Written exercise >> Copy each line holding the string "面筋或负筋".

>>>

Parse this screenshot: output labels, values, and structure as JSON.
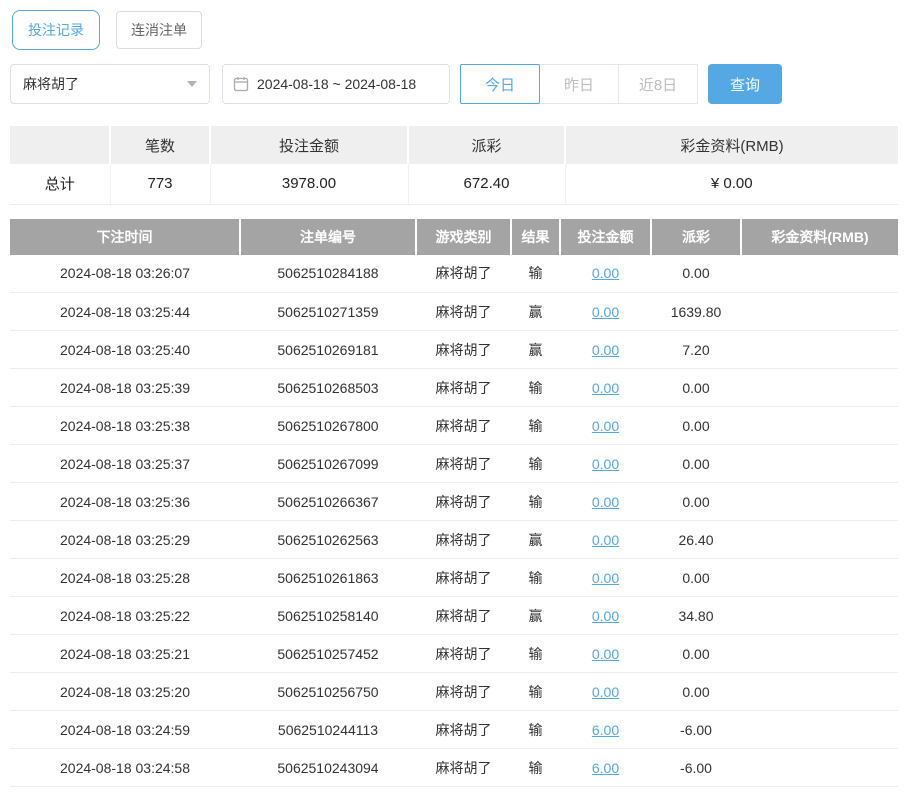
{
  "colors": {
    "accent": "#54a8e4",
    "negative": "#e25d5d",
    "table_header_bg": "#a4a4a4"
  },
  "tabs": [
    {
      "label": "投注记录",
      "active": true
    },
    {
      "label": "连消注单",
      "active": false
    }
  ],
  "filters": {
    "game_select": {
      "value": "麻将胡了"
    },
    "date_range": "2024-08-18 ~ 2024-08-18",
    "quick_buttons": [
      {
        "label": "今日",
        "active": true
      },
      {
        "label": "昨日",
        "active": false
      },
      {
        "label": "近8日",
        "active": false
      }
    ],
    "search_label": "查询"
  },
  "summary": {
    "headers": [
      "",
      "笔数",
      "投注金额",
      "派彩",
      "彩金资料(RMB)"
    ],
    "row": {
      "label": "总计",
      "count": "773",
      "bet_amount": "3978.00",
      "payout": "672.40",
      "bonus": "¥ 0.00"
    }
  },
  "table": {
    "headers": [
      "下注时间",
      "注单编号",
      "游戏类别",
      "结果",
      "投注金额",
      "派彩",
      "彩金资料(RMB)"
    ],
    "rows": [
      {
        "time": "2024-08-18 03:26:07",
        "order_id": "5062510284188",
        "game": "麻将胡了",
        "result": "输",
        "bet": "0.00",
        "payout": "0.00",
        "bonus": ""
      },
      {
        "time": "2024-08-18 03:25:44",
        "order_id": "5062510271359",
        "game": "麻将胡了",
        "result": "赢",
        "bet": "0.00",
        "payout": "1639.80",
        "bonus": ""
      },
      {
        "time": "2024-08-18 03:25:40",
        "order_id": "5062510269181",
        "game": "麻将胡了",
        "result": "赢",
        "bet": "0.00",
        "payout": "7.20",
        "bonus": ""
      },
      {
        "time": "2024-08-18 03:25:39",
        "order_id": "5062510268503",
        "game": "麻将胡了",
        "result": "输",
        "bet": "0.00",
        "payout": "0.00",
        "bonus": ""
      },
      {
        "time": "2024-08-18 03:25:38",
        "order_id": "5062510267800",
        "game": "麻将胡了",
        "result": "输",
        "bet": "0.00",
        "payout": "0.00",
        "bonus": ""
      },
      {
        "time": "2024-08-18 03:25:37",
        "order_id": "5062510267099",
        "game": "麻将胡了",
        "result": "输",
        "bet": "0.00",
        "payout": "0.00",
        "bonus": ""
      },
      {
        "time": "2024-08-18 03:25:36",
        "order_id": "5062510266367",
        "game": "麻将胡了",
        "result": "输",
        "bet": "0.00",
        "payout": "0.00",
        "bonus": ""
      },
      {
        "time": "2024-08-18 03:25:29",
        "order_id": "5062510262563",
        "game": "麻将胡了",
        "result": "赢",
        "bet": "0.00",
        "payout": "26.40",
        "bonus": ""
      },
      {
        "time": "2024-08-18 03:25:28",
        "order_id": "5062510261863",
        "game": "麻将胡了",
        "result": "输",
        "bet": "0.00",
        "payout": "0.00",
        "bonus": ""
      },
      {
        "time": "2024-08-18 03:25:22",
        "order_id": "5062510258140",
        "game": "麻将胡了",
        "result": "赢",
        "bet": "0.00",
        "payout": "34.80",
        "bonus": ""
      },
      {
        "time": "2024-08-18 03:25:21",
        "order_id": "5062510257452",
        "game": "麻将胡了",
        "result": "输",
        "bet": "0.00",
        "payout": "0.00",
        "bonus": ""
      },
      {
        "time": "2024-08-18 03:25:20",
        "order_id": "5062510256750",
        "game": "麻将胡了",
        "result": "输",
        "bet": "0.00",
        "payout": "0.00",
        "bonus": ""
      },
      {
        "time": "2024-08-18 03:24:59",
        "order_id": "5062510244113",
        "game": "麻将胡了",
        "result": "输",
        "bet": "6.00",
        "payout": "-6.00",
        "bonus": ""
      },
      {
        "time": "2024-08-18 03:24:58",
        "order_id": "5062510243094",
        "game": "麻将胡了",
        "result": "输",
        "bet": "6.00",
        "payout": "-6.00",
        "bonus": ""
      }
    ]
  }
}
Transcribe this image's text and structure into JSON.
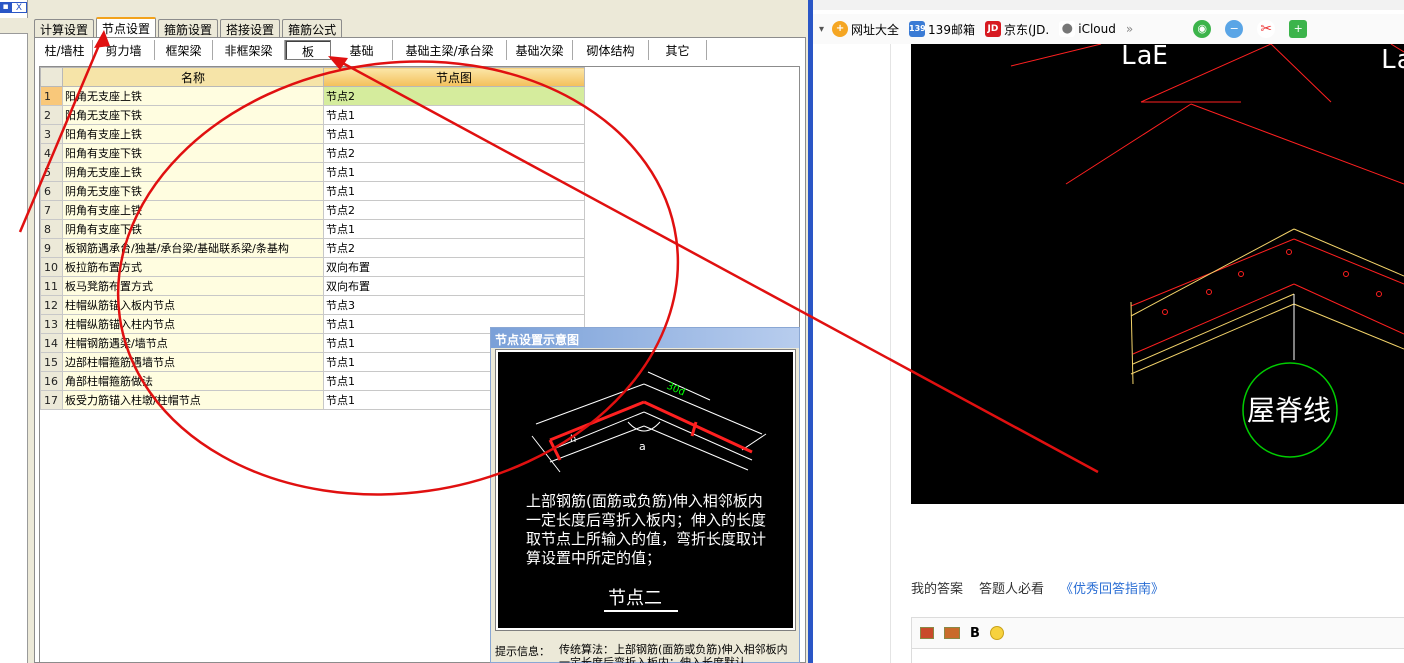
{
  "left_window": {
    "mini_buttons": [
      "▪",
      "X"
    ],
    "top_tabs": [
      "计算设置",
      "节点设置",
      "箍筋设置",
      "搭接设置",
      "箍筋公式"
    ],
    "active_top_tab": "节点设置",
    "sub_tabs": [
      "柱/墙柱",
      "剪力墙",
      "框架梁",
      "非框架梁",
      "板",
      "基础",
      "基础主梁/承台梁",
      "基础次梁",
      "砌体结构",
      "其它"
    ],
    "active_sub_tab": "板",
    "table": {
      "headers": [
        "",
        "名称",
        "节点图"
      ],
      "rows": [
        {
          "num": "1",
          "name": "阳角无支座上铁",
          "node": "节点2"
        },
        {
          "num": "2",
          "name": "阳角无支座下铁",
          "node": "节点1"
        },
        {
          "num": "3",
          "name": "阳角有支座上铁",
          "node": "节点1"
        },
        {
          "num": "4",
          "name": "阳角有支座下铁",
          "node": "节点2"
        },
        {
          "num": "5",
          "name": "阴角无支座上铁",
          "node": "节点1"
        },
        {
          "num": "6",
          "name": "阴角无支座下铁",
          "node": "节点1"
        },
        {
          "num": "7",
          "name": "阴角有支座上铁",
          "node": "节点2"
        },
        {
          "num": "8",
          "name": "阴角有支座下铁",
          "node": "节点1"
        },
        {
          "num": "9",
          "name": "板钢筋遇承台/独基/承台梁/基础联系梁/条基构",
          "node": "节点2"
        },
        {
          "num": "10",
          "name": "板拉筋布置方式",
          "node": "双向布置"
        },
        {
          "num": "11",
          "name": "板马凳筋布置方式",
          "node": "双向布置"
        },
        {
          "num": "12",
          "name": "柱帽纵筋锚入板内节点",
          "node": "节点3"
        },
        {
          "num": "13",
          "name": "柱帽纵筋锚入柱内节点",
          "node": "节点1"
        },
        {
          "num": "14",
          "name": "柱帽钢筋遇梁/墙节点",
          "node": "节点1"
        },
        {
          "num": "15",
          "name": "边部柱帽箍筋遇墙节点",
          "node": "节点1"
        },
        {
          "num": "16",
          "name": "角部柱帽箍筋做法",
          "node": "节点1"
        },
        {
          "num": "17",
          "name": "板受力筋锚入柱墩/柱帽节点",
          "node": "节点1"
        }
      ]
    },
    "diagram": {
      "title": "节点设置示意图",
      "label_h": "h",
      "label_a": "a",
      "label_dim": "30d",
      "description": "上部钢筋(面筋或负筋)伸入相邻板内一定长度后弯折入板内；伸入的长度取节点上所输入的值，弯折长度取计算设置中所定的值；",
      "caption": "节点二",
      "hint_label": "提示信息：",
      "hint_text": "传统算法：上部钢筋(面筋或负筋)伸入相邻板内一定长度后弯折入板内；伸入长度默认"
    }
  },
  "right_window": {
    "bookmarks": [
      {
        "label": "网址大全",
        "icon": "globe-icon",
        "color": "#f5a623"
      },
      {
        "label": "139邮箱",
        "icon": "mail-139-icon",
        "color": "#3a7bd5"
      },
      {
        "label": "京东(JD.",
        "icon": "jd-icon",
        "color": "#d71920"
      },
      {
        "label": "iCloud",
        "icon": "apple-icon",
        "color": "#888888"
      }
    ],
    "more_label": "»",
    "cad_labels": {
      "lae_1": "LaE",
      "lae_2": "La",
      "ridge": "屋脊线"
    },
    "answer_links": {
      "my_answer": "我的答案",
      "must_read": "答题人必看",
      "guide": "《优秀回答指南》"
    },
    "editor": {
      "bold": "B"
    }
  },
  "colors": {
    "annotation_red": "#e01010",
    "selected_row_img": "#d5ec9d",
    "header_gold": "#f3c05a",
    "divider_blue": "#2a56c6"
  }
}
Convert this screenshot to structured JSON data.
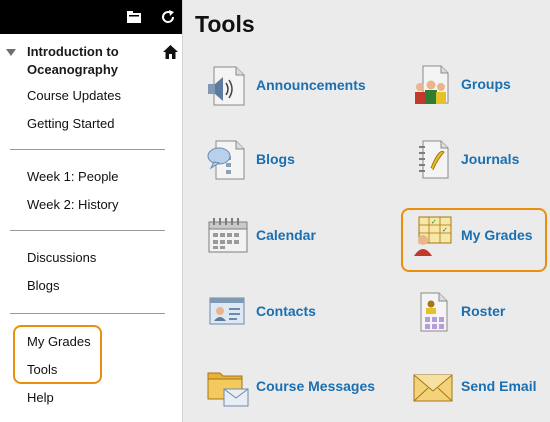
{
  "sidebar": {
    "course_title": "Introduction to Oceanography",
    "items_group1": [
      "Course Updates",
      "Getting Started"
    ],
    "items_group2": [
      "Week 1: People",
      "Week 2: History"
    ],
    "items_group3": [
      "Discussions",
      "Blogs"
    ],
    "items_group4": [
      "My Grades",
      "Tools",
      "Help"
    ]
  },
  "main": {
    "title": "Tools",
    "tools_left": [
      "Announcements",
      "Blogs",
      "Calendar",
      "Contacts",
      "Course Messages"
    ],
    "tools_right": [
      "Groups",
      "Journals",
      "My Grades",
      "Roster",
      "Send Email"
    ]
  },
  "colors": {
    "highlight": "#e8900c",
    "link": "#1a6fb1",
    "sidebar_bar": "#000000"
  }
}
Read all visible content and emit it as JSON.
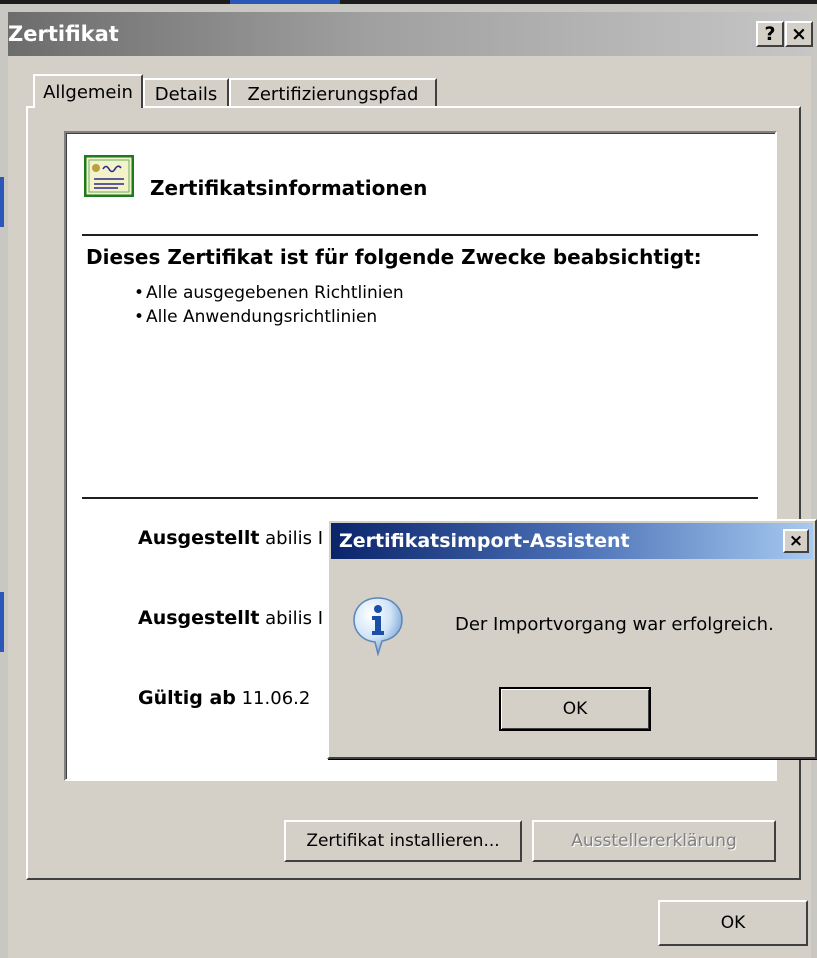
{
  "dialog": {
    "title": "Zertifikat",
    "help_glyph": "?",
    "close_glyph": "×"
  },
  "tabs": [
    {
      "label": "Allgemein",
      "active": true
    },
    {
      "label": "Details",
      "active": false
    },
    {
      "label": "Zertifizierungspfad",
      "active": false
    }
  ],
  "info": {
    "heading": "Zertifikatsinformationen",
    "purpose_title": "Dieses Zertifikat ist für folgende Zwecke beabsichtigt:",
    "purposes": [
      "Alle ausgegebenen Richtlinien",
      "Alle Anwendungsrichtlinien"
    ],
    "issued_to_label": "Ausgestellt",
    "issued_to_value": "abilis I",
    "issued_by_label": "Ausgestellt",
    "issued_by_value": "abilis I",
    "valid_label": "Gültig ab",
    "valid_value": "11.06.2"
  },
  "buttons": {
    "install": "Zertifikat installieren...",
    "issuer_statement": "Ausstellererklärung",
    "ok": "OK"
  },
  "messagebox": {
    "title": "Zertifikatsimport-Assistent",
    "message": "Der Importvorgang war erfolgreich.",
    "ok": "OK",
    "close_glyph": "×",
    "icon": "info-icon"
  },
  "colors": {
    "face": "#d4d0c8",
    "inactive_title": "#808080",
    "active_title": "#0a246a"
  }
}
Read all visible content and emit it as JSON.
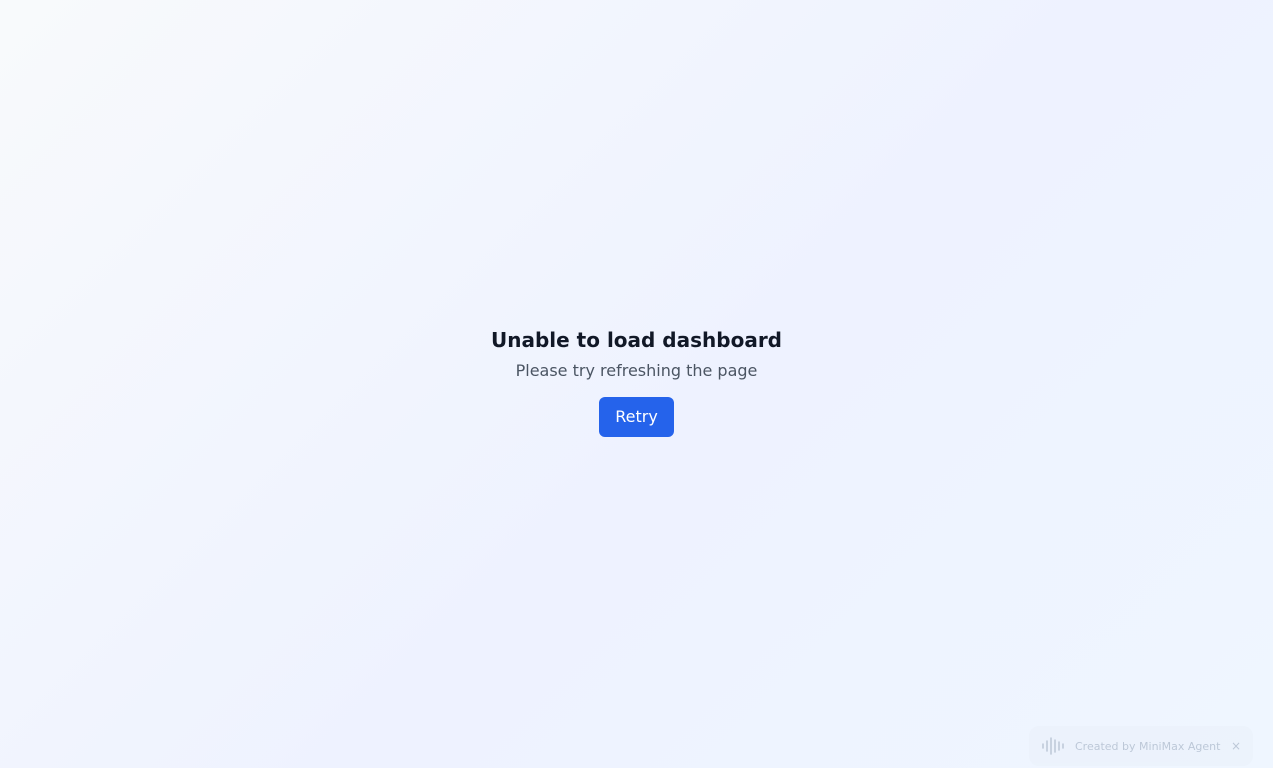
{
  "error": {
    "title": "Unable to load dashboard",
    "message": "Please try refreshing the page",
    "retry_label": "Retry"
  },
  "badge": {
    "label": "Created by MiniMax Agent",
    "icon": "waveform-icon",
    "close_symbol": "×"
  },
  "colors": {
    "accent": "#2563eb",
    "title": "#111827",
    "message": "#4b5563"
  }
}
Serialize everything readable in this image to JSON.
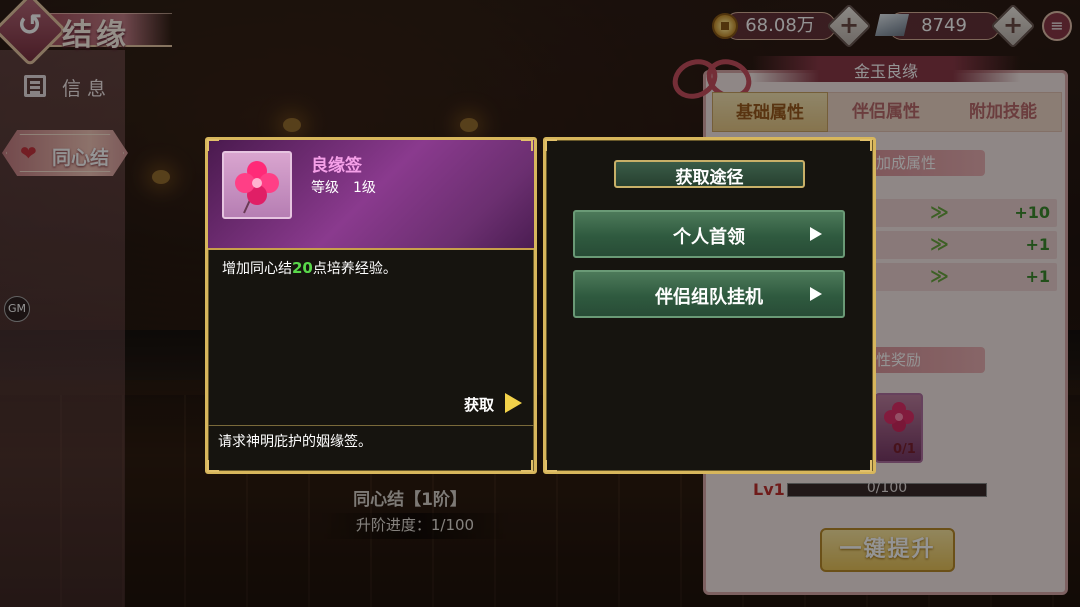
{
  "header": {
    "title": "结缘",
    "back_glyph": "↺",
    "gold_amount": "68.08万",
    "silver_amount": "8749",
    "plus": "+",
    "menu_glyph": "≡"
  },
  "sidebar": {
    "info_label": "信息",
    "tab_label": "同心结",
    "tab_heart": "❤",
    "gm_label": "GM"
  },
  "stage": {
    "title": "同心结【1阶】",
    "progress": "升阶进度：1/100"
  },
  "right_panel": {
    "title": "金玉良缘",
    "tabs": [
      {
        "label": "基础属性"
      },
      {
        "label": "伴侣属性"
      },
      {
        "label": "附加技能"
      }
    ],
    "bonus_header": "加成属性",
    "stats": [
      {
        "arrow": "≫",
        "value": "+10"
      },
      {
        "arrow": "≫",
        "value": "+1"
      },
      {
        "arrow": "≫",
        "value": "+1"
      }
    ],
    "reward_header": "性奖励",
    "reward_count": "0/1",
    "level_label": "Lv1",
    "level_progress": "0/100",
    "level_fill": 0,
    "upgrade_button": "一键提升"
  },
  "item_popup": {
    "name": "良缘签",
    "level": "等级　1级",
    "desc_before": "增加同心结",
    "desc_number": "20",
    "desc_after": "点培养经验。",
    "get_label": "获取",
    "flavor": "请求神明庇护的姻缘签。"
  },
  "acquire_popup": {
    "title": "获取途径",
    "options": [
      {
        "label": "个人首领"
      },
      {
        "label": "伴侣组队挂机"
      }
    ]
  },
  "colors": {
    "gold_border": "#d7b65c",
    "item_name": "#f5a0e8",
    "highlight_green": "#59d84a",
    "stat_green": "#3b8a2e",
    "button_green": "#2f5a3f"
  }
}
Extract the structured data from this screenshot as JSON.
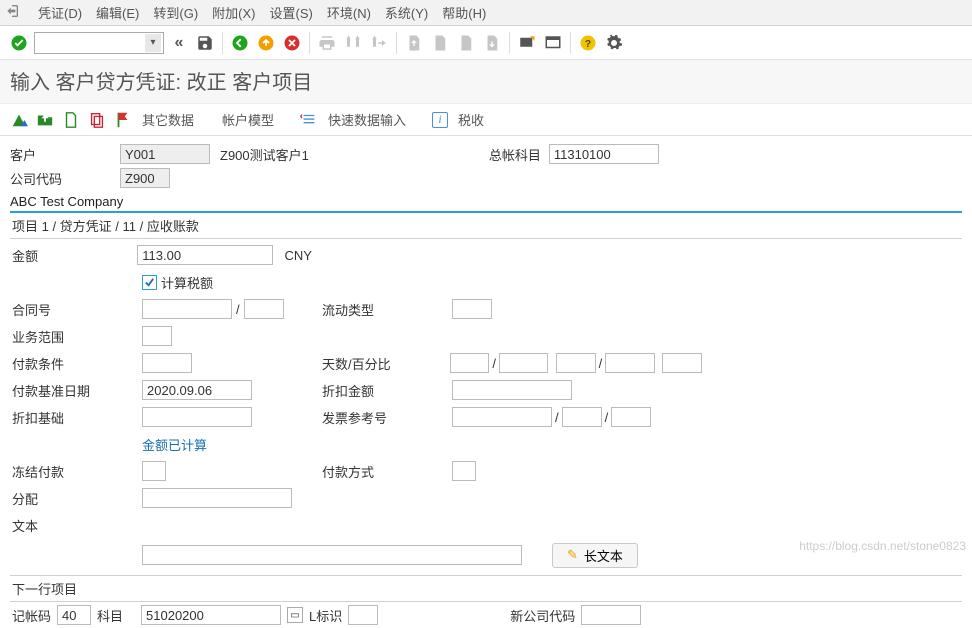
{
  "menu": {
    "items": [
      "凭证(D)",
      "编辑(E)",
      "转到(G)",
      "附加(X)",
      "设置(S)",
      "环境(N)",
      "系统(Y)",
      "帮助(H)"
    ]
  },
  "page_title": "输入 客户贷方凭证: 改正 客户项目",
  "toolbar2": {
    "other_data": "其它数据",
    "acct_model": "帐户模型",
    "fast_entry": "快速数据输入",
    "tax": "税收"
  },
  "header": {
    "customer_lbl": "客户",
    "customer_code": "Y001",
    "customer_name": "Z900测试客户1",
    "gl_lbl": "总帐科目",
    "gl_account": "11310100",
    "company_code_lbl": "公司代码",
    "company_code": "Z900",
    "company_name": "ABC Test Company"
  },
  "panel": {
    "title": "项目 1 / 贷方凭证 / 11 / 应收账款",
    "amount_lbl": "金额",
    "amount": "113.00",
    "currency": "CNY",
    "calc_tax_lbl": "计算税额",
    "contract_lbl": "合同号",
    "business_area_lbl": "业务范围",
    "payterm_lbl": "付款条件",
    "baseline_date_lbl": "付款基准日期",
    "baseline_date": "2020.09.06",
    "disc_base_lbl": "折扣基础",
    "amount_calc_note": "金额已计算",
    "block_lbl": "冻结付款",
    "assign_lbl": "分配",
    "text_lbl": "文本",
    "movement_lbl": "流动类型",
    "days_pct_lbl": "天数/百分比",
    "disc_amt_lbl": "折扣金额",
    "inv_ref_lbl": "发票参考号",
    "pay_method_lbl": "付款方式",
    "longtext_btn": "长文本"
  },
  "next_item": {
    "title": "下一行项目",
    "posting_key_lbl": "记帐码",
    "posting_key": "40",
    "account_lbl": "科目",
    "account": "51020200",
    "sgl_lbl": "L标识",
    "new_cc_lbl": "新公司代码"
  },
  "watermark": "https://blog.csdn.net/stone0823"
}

<<<

Result >>
      "description": "上部钢筋(面筋或负筋)伸入相邻板内一定长度后弯折入板内；伸入的长度取节点上所输入的值，弯折长度取计算设置中所定的值；",
      "hint_text": "传统算法：上部钢筋(面筋或负筋)伸入相邻板内一定长度后弯折入板内；伸入长度默认"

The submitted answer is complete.